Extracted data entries

--- begin ---

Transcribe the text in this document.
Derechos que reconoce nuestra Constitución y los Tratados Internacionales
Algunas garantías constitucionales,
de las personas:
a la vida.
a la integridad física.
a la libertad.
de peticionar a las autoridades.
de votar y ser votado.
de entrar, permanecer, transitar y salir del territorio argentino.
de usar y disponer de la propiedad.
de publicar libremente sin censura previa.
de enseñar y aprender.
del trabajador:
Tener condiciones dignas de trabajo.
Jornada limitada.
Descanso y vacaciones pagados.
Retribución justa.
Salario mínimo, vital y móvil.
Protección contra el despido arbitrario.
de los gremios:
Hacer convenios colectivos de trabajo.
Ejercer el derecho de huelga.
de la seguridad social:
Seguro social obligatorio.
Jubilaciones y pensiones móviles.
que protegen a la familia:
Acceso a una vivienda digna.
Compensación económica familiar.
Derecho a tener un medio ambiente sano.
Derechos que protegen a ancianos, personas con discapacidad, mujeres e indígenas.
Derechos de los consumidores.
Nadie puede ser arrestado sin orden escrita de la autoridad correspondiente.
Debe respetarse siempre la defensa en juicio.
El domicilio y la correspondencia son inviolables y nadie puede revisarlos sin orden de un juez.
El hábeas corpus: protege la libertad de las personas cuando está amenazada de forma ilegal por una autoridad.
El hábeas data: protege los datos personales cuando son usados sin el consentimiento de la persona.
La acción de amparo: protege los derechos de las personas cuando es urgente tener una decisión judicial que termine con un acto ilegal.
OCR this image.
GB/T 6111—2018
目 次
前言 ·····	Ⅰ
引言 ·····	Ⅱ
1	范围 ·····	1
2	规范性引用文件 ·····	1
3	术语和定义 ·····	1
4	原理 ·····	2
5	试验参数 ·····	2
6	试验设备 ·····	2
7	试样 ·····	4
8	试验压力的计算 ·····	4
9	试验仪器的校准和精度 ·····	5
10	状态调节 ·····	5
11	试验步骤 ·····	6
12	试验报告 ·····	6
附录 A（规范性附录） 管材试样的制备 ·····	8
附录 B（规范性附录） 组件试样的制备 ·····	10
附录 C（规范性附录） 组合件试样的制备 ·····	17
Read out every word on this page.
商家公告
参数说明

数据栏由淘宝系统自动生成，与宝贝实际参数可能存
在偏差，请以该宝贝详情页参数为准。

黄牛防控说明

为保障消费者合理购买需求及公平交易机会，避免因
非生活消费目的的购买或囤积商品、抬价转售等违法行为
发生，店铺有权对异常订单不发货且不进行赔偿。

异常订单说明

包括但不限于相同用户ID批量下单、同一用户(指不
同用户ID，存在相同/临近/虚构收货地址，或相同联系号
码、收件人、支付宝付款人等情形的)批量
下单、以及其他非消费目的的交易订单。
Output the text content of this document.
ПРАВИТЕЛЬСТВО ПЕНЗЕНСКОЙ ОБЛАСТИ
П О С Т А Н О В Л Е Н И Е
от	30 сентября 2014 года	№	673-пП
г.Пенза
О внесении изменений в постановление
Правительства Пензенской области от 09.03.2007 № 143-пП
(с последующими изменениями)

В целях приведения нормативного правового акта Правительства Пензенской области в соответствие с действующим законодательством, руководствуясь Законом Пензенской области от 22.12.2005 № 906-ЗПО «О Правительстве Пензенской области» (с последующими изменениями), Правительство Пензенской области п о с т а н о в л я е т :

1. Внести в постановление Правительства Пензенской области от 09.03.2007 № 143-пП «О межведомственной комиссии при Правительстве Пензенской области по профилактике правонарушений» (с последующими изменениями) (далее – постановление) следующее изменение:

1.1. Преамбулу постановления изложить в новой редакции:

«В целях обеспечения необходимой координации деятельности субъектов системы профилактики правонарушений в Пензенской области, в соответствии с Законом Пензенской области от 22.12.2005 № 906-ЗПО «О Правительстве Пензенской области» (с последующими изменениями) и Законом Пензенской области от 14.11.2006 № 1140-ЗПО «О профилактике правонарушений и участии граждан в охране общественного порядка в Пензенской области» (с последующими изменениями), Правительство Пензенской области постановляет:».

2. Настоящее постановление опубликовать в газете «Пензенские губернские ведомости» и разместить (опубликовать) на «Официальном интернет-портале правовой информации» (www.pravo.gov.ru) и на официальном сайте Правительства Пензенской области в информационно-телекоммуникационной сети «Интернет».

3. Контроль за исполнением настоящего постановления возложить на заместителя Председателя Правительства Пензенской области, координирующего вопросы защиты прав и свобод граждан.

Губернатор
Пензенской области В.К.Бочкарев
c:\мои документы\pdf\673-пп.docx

--- end ---

◆ **WHAT IS NEEDED**
Repeat the records above in full, character for character.

◆ **COMPLETE OUTPUT**
Transcribe the text in this document.
Derechos que reconoce nuestra Constitución y los Tratados Internacionales
Algunas garantías constitucionales,
de las personas:
a la vida.
a la integridad física.
a la libertad.
de peticionar a las autoridades.
de votar y ser votado.
de entrar, permanecer, transitar y salir del territorio argentino.
de usar y disponer de la propiedad.
de publicar libremente sin censura previa.
de enseñar y aprender.
del trabajador:
Tener condiciones dignas de trabajo.
Jornada limitada.
Descanso y vacaciones pagados.
Retribución justa.
Salario mínimo, vital y móvil.
Protección contra el despido arbitrario.
de los gremios:
Hacer convenios colectivos de trabajo.
Ejercer el derecho de huelga.
de la seguridad social:
Seguro social obligatorio.
Jubilaciones y pensiones móviles.
que protegen a la familia:
Acceso a una vivienda digna.
Compensación económica familiar.
Derecho a tener un medio ambiente sano.
Derechos que protegen a ancianos, personas con discapacidad, mujeres e indígenas.
Derechos de los consumidores.
Nadie puede ser arrestado sin orden escrita de la autoridad correspondiente.
Debe respetarse siempre la defensa en juicio.
El domicilio y la correspondencia son inviolables y nadie puede revisarlos sin orden de un juez.
El hábeas corpus: protege la libertad de las personas cuando está amenazada de forma ilegal por una autoridad.
El hábeas data: protege los datos personales cuando son usados sin el consentimiento de la persona.
La acción de amparo: protege los derechos de las personas cuando es urgente tener una decisión judicial que termine con un acto ilegal.
OCR this image.
GB/T 6111—2018
目 次
前言 ·····	Ⅰ
引言 ·····	Ⅱ
1	范围 ·····	1
2	规范性引用文件 ·····	1
3	术语和定义 ·····	1
4	原理 ·····	2
5	试验参数 ·····	2
6	试验设备 ·····	2
7	试样 ·····	4
8	试验压力的计算 ·····	4
9	试验仪器的校准和精度 ·····	5
10	状态调节 ·····	5
11	试验步骤 ·····	6
12	试验报告 ·····	6
附录 A（规范性附录） 管材试样的制备 ·····	8
附录 B（规范性附录） 组件试样的制备 ·····	10
附录 C（规范性附录） 组合件试样的制备 ·····	17
Read out every word on this page.
商家公告
参数说明

数据栏由淘宝系统自动生成，与宝贝实际参数可能存
在偏差，请以该宝贝详情页参数为准。

黄牛防控说明

为保障消费者合理购买需求及公平交易机会，避免因
非生活消费目的的购买或囤积商品、抬价转售等违法行为
发生，店铺有权对异常订单不发货且不进行赔偿。

异常订单说明

包括但不限于相同用户ID批量下单、同一用户(指不
同用户ID，存在相同/临近/虚构收货地址，或相同联系号
码、收件人、支付宝付款人等情形的)批量
下单、以及其他非消费目的的交易订单。
Output the text content of this document.
ПРАВИТЕЛЬСТВО ПЕНЗЕНСКОЙ ОБЛАСТИ
П О С Т А Н О В Л Е Н И Е
от	30 сентября 2014 года	№	673-пП
г.Пенза
О внесении изменений в постановление
Правительства Пензенской области от 09.03.2007 № 143-пП
(с последующими изменениями)

В целях приведения нормативного правового акта Правительства Пензенской области в соответствие с действующим законодательством, руководствуясь Законом Пензенской области от 22.12.2005 № 906-ЗПО «О Правительстве Пензенской области» (с последующими изменениями), Правительство Пензенской области п о с т а н о в л я е т :

1. Внести в постановление Правительства Пензенской области от 09.03.2007 № 143-пП «О межведомственной комиссии при Правительстве Пензенской области по профилактике правонарушений» (с последующими изменениями) (далее – постановление) следующее изменение:

1.1. Преамбулу постановления изложить в новой редакции:

«В целях обеспечения необходимой координации деятельности субъектов системы профилактики правонарушений в Пензенской области, в соответствии с Законом Пензенской области от 22.12.2005 № 906-ЗПО «О Правительстве Пензенской области» (с последующими изменениями) и Законом Пензенской области от 14.11.2006 № 1140-ЗПО «О профилактике правонарушений и участии граждан в охране общественного порядка в Пензенской области» (с последующими изменениями), Правительство Пензенской области постановляет:».

2. Настоящее постановление опубликовать в газете «Пензенские губернские ведомости» и разместить (опубликовать) на «Официальном интернет-портале правовой информации» (www.pravo.gov.ru) и на официальном сайте Правительства Пензенской области в информационно-телекоммуникационной сети «Интернет».

3. Контроль за исполнением настоящего постановления возложить на заместителя Председателя Правительства Пензенской области, координирующего вопросы защиты прав и свобод граждан.

Губернатор
Пензенской области В.К.Бочкарев
c:\мои документы\pdf\673-пп.docx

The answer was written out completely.